(Figure collection entries)
----
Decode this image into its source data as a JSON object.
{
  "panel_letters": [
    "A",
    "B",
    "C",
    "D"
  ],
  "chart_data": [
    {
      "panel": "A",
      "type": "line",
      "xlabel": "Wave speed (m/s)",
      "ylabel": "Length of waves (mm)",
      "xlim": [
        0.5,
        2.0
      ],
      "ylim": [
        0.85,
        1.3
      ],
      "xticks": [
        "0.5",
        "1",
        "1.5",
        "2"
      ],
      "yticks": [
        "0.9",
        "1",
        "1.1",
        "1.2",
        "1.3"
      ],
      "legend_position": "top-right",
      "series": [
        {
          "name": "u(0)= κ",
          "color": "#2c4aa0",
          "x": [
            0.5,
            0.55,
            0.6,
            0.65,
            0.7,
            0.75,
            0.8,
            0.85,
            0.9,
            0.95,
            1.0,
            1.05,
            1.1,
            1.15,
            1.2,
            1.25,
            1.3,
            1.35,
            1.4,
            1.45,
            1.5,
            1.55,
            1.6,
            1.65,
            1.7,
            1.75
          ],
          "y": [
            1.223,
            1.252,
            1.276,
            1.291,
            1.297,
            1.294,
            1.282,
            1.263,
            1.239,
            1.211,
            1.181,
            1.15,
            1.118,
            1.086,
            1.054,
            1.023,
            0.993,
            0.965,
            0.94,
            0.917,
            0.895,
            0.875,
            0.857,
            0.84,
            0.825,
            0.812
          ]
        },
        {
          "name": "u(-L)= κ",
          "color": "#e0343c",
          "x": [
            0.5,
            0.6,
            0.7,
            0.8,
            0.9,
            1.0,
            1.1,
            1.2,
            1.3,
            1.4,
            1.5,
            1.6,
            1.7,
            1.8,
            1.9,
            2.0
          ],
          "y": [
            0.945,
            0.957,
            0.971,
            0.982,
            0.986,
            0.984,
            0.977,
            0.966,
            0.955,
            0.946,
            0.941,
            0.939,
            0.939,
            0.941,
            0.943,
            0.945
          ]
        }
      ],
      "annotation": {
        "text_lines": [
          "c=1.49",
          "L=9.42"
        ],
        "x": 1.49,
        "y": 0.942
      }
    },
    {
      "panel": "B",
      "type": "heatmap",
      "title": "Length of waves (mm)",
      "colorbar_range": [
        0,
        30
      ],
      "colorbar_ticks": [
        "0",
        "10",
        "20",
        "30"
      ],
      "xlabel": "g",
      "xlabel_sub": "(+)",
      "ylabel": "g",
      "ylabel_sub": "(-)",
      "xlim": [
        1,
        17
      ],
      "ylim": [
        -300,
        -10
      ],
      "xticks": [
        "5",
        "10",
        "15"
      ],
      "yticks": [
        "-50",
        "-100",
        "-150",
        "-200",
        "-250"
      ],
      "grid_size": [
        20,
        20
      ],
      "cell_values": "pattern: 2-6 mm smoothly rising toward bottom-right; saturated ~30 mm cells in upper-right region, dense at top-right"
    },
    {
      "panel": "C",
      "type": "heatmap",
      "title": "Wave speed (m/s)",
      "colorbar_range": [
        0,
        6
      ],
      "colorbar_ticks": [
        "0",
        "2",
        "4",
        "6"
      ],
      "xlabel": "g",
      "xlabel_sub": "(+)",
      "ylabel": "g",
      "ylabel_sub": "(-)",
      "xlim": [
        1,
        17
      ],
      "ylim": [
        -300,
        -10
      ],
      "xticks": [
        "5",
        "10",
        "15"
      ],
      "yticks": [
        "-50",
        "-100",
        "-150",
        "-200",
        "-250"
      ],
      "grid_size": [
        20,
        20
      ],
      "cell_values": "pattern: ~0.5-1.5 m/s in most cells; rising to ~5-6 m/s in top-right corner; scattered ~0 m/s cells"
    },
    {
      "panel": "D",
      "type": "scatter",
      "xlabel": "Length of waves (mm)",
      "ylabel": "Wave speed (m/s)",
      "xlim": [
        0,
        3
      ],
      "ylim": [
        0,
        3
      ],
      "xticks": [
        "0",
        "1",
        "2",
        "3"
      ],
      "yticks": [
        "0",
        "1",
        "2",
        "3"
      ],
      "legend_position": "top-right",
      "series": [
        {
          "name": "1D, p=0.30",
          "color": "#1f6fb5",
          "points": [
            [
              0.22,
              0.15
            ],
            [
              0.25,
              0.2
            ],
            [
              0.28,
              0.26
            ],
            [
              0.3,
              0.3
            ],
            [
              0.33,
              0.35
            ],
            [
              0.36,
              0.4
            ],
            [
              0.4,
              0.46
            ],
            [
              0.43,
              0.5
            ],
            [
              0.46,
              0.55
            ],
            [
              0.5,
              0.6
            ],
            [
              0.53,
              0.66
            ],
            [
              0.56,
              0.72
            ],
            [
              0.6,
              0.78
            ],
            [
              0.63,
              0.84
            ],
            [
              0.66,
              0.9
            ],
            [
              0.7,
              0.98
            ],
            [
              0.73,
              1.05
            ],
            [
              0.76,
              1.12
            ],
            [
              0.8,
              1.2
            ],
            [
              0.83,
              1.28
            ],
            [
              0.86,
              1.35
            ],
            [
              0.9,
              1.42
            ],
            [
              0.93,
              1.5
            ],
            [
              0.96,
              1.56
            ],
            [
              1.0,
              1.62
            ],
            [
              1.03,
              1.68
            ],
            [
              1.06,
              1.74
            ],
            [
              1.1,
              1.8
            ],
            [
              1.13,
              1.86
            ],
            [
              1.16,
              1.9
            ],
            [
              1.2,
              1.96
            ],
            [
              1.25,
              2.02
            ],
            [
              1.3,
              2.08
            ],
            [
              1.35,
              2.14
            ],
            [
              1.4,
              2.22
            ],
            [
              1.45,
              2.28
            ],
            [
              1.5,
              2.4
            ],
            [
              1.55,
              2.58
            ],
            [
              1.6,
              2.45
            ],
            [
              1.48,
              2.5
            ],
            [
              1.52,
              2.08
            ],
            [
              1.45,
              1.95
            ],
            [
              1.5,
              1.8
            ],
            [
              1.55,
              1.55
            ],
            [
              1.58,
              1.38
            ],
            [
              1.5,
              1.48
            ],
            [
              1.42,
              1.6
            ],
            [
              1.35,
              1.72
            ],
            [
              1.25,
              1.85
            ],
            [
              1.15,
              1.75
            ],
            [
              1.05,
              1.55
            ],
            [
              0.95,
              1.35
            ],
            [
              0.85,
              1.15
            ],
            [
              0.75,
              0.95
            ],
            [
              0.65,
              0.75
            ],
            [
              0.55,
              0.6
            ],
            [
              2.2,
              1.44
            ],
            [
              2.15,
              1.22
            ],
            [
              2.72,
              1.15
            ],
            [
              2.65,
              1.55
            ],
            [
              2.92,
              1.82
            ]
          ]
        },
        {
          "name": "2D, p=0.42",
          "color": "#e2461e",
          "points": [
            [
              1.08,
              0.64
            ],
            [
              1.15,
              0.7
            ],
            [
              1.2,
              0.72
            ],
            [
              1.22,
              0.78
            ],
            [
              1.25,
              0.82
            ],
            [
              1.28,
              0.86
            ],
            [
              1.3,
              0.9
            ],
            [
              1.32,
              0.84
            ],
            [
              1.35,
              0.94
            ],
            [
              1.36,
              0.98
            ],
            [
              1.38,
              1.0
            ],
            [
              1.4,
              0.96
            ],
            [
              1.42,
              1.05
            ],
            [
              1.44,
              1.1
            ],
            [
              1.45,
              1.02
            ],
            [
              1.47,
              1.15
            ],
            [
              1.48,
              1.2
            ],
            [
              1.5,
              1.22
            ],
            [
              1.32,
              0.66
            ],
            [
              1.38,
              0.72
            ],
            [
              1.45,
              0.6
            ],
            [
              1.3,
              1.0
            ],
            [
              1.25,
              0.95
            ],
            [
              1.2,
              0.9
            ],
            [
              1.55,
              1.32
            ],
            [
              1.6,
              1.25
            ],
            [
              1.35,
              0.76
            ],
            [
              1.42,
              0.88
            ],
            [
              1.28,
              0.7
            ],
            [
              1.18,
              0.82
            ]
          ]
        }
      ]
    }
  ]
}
----
Your assignment →
Among the lines above, count those containing "speed" and give only that count.

Solution to this exercise →
3